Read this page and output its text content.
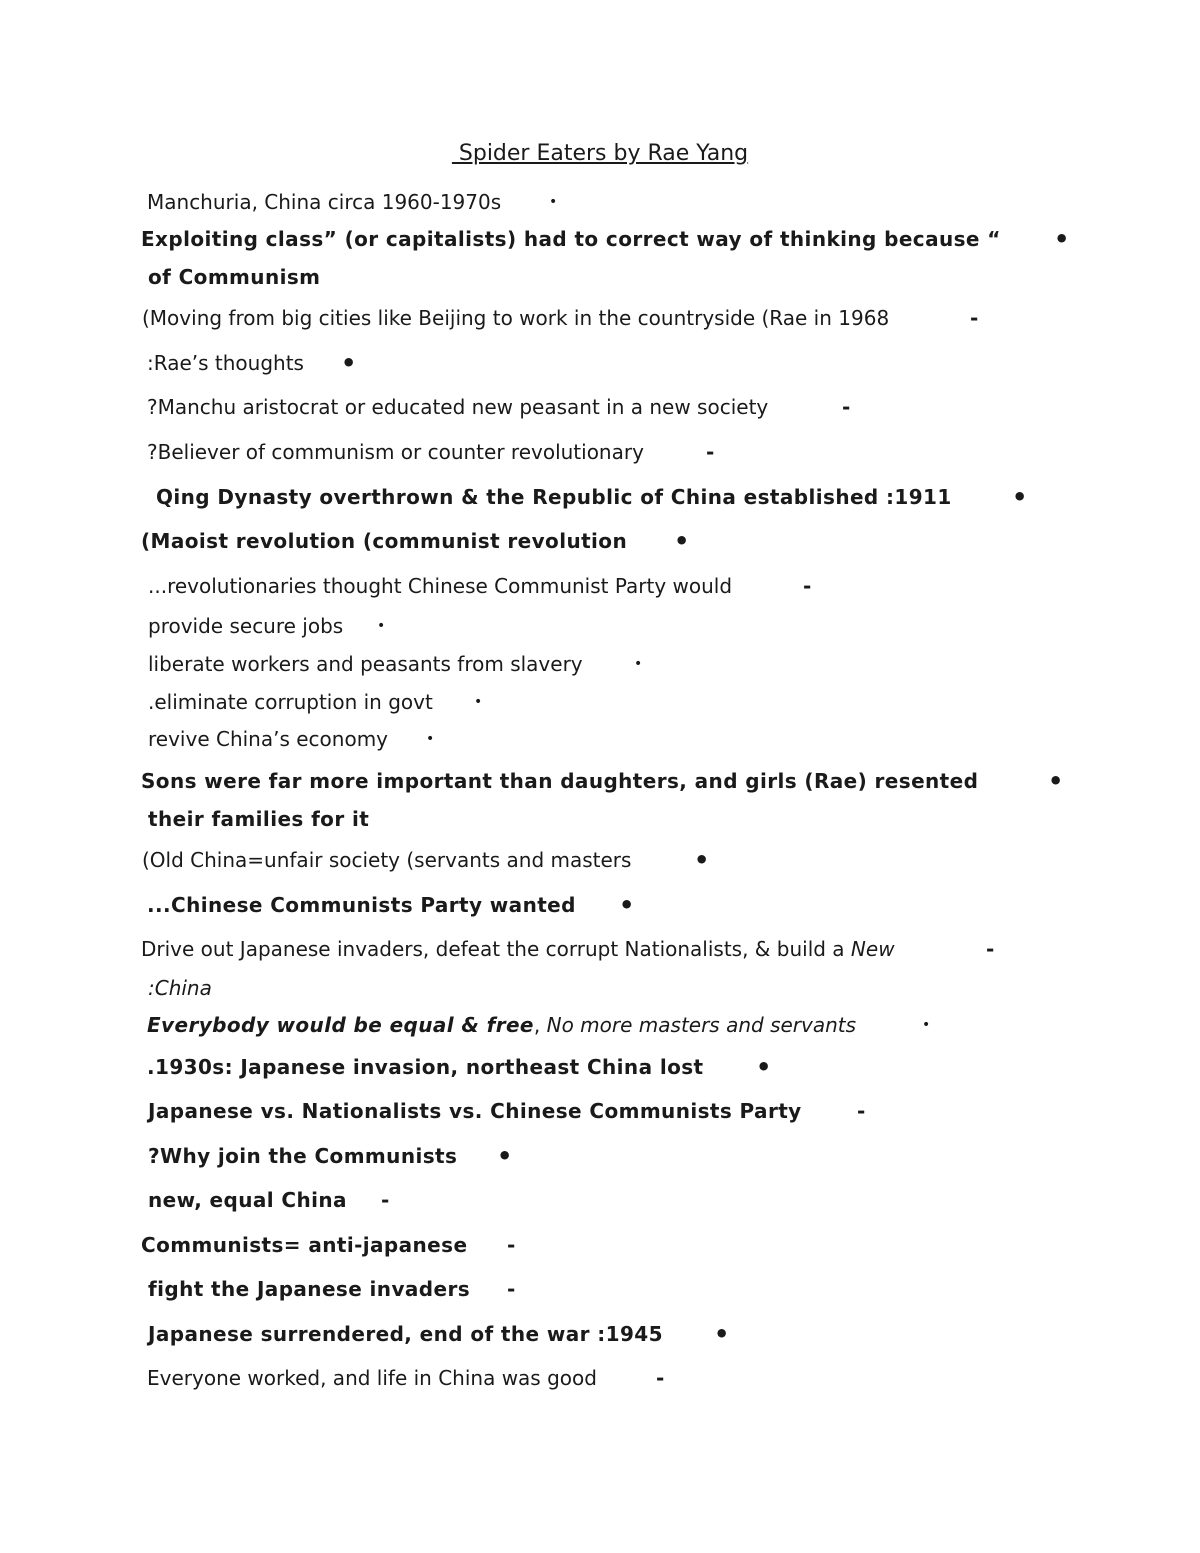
Spider Eaters by Rae Yang
Manchuria, China circa 1960-1970s	•
Exploiting class” (or capitalists) had to correct way of thinking because “ •
of Communism
(Moving from big cities like Beijing to work in the countryside (Rae in 1968	-
:Rae’s thoughts •
?Manchu aristocrat or educated new peasant in a new society	-
?Believer of communism or counter revolutionary	-
Qing Dynasty overthrown & the Republic of China established :1911	•
(Maoist revolution (communist revolution •
...revolutionaries thought Chinese Communist Party would	-
provide secure jobs •
liberate workers and peasants from slavery	•
.eliminate corruption in govt	•
revive China’s economy	•
Sons were far more important than daughters, and girls (Rae) resented	•
their families for it
(Old China=unfair society (servants and masters	•
...Chinese Communists Party wanted •
Drive out Japanese invaders, defeat the corrupt Nationalists, & build a New	-
:China
Everybody would be equal & free, No more masters and servants	•
.1930s: Japanese invasion, northeast China lost •
Japanese vs. Nationalists vs. Chinese Communists Party	-
?Why join the Communists •
new, equal China -
Communists= anti-japanese -
fight the Japanese invaders -
Japanese surrendered, end of the war :1945 •
Everyone worked, and life in China was good	-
· · ·
Directive — Gather each line holding the string "equal".

Exercise output —
Everybody would be equal & free, No more masters and servants	•
new, equal China -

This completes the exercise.